• _PROVIDED RECORDS_:
****************

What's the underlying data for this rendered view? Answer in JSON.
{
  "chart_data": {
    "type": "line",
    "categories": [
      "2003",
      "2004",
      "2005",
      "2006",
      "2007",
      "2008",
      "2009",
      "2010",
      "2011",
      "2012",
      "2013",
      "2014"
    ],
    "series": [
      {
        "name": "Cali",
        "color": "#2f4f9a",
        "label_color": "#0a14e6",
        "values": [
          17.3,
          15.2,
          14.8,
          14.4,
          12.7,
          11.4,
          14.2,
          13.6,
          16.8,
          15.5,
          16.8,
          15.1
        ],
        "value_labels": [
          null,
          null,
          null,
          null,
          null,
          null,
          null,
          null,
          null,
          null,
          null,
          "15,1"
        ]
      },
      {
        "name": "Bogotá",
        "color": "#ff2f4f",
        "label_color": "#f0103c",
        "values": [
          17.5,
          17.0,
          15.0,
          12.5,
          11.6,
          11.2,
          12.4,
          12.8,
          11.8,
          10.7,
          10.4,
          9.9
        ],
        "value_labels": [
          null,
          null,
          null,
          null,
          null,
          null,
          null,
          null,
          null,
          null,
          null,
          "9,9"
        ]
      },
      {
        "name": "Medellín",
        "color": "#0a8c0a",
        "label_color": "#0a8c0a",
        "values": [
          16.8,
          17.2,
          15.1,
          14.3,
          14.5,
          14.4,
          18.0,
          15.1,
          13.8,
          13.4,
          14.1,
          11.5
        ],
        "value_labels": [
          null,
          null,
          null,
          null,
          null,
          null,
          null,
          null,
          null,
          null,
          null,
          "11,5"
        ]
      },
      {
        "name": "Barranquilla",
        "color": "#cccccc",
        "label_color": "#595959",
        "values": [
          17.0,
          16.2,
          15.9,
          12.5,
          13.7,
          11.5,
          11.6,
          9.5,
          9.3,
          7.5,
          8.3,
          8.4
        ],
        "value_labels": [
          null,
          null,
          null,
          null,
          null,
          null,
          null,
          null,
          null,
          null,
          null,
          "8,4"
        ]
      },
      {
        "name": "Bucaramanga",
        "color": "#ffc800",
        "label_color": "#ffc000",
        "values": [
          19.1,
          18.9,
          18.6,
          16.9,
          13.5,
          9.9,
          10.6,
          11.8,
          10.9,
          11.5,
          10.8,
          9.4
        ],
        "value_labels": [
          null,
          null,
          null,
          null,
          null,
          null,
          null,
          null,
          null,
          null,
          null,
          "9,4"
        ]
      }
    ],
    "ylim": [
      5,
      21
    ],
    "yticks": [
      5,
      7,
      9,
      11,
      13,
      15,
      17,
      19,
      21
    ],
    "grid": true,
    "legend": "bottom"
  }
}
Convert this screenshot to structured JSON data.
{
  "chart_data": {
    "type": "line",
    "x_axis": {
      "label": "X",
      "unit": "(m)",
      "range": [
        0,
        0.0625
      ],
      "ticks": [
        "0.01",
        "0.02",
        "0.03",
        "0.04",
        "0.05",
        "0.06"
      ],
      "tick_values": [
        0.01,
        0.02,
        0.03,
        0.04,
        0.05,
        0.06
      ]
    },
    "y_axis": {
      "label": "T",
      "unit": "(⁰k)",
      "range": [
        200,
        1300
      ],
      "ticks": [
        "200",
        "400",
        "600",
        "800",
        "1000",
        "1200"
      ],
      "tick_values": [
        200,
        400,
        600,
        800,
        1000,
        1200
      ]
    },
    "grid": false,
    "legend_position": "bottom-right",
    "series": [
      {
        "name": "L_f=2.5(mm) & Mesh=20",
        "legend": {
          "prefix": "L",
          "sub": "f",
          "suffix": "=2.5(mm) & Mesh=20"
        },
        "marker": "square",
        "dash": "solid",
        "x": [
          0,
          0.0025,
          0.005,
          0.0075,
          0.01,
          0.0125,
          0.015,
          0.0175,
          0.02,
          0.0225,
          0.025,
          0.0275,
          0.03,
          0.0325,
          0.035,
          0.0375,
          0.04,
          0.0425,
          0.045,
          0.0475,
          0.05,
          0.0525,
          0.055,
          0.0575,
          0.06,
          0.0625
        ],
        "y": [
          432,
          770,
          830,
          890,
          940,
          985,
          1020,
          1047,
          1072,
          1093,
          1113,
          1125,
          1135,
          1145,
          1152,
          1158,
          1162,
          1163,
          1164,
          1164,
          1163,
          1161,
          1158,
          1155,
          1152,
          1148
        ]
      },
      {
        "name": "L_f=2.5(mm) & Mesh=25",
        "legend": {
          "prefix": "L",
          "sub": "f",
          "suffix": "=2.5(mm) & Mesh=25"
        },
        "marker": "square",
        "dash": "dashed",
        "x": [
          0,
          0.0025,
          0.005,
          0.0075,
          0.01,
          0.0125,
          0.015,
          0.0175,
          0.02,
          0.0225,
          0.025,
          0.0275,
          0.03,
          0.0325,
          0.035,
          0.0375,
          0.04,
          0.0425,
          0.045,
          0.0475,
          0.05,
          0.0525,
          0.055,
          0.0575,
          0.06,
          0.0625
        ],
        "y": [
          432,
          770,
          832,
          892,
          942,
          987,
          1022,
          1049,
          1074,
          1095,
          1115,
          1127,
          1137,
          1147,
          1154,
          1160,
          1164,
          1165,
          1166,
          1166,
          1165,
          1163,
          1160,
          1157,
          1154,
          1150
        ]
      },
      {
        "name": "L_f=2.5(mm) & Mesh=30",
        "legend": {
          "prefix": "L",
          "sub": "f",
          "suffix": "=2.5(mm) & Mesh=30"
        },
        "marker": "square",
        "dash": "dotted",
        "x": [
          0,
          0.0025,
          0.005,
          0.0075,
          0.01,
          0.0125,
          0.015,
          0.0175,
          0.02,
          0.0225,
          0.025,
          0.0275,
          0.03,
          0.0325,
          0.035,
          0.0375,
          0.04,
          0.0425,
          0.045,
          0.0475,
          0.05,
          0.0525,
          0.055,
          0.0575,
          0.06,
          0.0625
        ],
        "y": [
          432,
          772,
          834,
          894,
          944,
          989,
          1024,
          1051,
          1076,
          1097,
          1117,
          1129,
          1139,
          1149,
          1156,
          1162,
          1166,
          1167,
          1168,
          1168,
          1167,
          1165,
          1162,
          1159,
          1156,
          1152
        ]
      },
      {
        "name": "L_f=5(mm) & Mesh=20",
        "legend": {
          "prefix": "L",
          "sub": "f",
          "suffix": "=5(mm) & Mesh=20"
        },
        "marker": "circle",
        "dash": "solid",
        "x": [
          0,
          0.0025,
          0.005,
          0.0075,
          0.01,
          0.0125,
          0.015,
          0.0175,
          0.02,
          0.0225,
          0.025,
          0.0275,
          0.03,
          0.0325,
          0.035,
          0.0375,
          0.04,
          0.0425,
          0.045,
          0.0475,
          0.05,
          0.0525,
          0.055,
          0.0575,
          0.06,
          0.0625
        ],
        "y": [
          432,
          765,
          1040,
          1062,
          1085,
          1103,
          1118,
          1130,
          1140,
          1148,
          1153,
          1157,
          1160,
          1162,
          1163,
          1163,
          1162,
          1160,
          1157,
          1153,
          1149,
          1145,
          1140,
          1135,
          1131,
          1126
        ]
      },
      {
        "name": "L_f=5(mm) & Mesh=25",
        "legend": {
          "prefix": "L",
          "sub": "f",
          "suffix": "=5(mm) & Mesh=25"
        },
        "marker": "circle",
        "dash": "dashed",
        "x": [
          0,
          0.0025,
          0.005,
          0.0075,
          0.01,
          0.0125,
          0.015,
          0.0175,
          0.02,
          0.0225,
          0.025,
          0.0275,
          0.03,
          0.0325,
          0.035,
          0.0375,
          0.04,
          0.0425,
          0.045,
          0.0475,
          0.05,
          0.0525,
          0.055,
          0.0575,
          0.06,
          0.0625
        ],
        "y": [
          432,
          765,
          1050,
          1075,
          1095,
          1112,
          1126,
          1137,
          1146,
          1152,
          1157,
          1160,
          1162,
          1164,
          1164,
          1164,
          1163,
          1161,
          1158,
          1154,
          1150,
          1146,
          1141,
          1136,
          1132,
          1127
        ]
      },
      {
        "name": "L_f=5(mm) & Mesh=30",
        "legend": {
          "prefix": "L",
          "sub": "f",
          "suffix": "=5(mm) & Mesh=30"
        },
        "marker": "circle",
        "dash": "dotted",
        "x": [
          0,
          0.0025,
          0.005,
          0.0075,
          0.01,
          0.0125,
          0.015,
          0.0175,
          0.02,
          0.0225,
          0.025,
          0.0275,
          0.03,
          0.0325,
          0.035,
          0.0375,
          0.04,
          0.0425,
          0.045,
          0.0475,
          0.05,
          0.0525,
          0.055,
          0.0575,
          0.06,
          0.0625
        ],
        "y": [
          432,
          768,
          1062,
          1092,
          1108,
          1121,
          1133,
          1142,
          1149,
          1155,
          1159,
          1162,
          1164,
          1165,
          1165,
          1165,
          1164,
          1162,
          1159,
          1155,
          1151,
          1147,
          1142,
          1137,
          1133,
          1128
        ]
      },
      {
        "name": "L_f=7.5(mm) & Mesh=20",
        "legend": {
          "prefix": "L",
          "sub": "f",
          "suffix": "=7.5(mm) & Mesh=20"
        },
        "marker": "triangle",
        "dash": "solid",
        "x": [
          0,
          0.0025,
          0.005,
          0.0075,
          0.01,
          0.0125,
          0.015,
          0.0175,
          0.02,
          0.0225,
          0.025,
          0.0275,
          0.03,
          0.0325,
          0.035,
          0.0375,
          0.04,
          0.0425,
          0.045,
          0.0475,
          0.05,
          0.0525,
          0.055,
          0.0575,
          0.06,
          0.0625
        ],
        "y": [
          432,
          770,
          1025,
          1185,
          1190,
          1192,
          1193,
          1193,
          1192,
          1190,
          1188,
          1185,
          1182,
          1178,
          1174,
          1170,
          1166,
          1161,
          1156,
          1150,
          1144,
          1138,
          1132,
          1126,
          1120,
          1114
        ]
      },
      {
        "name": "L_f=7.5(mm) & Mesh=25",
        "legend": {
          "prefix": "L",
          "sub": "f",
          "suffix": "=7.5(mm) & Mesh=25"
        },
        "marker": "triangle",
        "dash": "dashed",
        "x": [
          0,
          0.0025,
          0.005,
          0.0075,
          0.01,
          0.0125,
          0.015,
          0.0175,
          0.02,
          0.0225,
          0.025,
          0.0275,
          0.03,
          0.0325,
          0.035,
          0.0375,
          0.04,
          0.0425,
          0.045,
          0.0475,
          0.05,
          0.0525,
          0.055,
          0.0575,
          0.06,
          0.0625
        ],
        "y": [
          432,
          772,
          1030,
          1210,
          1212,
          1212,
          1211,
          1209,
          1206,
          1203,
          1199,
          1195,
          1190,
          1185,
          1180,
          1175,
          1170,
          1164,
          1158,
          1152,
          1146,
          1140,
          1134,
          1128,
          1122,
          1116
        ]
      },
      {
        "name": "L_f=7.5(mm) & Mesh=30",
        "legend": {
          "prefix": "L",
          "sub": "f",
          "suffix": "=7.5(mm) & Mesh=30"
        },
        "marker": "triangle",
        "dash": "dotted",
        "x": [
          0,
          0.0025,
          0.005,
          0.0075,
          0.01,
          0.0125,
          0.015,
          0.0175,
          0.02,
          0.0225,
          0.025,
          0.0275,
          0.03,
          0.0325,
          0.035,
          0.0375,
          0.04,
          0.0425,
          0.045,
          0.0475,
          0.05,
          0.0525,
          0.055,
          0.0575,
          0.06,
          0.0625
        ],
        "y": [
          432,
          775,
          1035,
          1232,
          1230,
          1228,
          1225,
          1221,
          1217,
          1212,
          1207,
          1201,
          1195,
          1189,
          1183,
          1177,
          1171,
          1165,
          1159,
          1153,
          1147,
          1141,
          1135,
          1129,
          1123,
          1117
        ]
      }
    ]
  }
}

****************

• _STATED GOAL_:
Identify which lines contain the word "bottom" and copy each one.

• _OUTPUT_:
    "legend": "bottom"
    "legend_position": "bottom-right",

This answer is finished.